-- BEGIN INFORMATION PROVIDED --
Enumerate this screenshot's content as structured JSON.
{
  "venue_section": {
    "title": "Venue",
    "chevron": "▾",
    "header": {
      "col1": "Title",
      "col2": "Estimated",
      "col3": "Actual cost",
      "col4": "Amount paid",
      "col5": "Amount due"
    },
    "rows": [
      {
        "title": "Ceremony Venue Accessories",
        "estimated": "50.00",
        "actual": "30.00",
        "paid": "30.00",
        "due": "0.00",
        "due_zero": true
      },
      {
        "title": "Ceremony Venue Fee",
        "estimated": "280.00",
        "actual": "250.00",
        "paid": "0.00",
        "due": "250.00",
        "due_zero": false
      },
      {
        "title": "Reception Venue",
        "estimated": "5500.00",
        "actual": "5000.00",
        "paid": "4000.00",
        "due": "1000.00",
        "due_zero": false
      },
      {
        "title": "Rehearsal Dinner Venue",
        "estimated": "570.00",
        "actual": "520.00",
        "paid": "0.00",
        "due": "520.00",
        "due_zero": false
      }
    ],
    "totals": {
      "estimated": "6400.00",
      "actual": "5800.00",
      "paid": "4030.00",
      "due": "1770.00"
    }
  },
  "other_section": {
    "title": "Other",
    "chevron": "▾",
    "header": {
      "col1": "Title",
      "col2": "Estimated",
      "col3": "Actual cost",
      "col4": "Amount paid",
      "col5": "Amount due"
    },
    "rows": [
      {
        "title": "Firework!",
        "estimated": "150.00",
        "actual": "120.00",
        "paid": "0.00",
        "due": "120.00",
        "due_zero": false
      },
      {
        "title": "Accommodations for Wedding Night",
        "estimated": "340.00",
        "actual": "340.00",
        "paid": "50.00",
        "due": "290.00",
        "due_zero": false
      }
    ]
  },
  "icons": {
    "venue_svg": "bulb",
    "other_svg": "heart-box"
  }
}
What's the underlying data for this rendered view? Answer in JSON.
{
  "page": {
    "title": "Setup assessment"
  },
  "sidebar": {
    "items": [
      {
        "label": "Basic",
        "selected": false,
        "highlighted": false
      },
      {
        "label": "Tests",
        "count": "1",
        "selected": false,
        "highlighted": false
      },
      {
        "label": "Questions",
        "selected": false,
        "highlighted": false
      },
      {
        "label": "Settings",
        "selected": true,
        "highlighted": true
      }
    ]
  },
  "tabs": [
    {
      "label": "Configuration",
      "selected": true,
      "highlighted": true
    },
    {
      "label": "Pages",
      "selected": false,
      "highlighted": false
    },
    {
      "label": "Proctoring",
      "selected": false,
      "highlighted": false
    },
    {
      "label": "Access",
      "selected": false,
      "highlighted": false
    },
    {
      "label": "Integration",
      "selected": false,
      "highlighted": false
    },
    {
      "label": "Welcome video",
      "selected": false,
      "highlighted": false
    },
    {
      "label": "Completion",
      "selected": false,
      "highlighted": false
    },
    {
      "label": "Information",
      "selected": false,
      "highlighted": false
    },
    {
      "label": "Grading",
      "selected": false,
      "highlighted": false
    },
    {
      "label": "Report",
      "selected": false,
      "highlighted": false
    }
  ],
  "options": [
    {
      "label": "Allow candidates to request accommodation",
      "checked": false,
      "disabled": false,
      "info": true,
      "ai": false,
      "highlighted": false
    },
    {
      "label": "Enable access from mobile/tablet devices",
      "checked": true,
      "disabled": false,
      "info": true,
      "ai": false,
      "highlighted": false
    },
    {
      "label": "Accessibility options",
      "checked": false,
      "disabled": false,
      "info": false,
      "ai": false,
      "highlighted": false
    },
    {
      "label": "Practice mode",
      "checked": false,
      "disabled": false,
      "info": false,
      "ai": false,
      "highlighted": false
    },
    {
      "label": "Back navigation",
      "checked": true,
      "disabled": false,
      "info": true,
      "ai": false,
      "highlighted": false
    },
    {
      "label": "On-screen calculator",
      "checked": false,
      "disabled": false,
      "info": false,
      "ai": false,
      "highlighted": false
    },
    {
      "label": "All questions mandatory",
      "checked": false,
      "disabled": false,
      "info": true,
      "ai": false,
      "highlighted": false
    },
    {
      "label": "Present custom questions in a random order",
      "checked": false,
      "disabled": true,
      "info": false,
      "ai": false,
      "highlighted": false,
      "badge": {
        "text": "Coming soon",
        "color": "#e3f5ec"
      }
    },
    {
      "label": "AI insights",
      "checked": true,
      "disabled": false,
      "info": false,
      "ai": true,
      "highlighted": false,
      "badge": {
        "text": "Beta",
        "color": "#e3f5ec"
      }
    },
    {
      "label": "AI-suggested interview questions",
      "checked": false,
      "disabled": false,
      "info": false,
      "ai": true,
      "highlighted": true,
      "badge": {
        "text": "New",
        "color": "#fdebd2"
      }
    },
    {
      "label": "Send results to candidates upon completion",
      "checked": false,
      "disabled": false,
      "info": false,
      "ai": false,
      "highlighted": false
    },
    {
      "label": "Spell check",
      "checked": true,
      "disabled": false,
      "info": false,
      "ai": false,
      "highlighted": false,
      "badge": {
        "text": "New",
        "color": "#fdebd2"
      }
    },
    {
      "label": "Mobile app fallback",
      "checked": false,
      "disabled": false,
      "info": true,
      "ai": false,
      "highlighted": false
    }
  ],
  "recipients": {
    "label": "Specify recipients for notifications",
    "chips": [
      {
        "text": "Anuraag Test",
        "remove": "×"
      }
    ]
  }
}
-- END INFORMATION PROVIDED --
WHAT TO DO: Reproduce each record exactly as it appears.

THE RESPONSE:
Enumerate this screenshot's content as structured JSON.
{
  "venue_section": {
    "title": "Venue",
    "chevron": "▾",
    "header": {
      "col1": "Title",
      "col2": "Estimated",
      "col3": "Actual cost",
      "col4": "Amount paid",
      "col5": "Amount due"
    },
    "rows": [
      {
        "title": "Ceremony Venue Accessories",
        "estimated": "50.00",
        "actual": "30.00",
        "paid": "30.00",
        "due": "0.00",
        "due_zero": true
      },
      {
        "title": "Ceremony Venue Fee",
        "estimated": "280.00",
        "actual": "250.00",
        "paid": "0.00",
        "due": "250.00",
        "due_zero": false
      },
      {
        "title": "Reception Venue",
        "estimated": "5500.00",
        "actual": "5000.00",
        "paid": "4000.00",
        "due": "1000.00",
        "due_zero": false
      },
      {
        "title": "Rehearsal Dinner Venue",
        "estimated": "570.00",
        "actual": "520.00",
        "paid": "0.00",
        "due": "520.00",
        "due_zero": false
      }
    ],
    "totals": {
      "estimated": "6400.00",
      "actual": "5800.00",
      "paid": "4030.00",
      "due": "1770.00"
    }
  },
  "other_section": {
    "title": "Other",
    "chevron": "▾",
    "header": {
      "col1": "Title",
      "col2": "Estimated",
      "col3": "Actual cost",
      "col4": "Amount paid",
      "col5": "Amount due"
    },
    "rows": [
      {
        "title": "Firework!",
        "estimated": "150.00",
        "actual": "120.00",
        "paid": "0.00",
        "due": "120.00",
        "due_zero": false
      },
      {
        "title": "Accommodations for Wedding Night",
        "estimated": "340.00",
        "actual": "340.00",
        "paid": "50.00",
        "due": "290.00",
        "due_zero": false
      }
    ]
  },
  "icons": {
    "venue_svg": "bulb",
    "other_svg": "heart-box"
  }
}
What's the underlying data for this rendered view? Answer in JSON.
{
  "page": {
    "title": "Setup assessment"
  },
  "sidebar": {
    "items": [
      {
        "label": "Basic",
        "selected": false,
        "highlighted": false
      },
      {
        "label": "Tests",
        "count": "1",
        "selected": false,
        "highlighted": false
      },
      {
        "label": "Questions",
        "selected": false,
        "highlighted": false
      },
      {
        "label": "Settings",
        "selected": true,
        "highlighted": true
      }
    ]
  },
  "tabs": [
    {
      "label": "Configuration",
      "selected": true,
      "highlighted": true
    },
    {
      "label": "Pages",
      "selected": false,
      "highlighted": false
    },
    {
      "label": "Proctoring",
      "selected": false,
      "highlighted": false
    },
    {
      "label": "Access",
      "selected": false,
      "highlighted": false
    },
    {
      "label": "Integration",
      "selected": false,
      "highlighted": false
    },
    {
      "label": "Welcome video",
      "selected": false,
      "highlighted": false
    },
    {
      "label": "Completion",
      "selected": false,
      "highlighted": false
    },
    {
      "label": "Information",
      "selected": false,
      "highlighted": false
    },
    {
      "label": "Grading",
      "selected": false,
      "highlighted": false
    },
    {
      "label": "Report",
      "selected": false,
      "highlighted": false
    }
  ],
  "options": [
    {
      "label": "Allow candidates to request accommodation",
      "checked": false,
      "disabled": false,
      "info": true,
      "ai": false,
      "highlighted": false
    },
    {
      "label": "Enable access from mobile/tablet devices",
      "checked": true,
      "disabled": false,
      "info": true,
      "ai": false,
      "highlighted": false
    },
    {
      "label": "Accessibility options",
      "checked": false,
      "disabled": false,
      "info": false,
      "ai": false,
      "highlighted": false
    },
    {
      "label": "Practice mode",
      "checked": false,
      "disabled": false,
      "info": false,
      "ai": false,
      "highlighted": false
    },
    {
      "label": "Back navigation",
      "checked": true,
      "disabled": false,
      "info": true,
      "ai": false,
      "highlighted": false
    },
    {
      "label": "On-screen calculator",
      "checked": false,
      "disabled": false,
      "info": false,
      "ai": false,
      "highlighted": false
    },
    {
      "label": "All questions mandatory",
      "checked": false,
      "disabled": false,
      "info": true,
      "ai": false,
      "highlighted": false
    },
    {
      "label": "Present custom questions in a random order",
      "checked": false,
      "disabled": true,
      "info": false,
      "ai": false,
      "highlighted": false,
      "badge": {
        "text": "Coming soon",
        "color": "#e3f5ec"
      }
    },
    {
      "label": "AI insights",
      "checked": true,
      "disabled": false,
      "info": false,
      "ai": true,
      "highlighted": false,
      "badge": {
        "text": "Beta",
        "color": "#e3f5ec"
      }
    },
    {
      "label": "AI-suggested interview questions",
      "checked": false,
      "disabled": false,
      "info": false,
      "ai": true,
      "highlighted": true,
      "badge": {
        "text": "New",
        "color": "#fdebd2"
      }
    },
    {
      "label": "Send results to candidates upon completion",
      "checked": false,
      "disabled": false,
      "info": false,
      "ai": false,
      "highlighted": false
    },
    {
      "label": "Spell check",
      "checked": true,
      "disabled": false,
      "info": false,
      "ai": false,
      "highlighted": false,
      "badge": {
        "text": "New",
        "color": "#fdebd2"
      }
    },
    {
      "label": "Mobile app fallback",
      "checked": false,
      "disabled": false,
      "info": true,
      "ai": false,
      "highlighted": false
    }
  ],
  "recipients": {
    "label": "Specify recipients for notifications",
    "chips": [
      {
        "text": "Anuraag Test",
        "remove": "×"
      }
    ]
  }
}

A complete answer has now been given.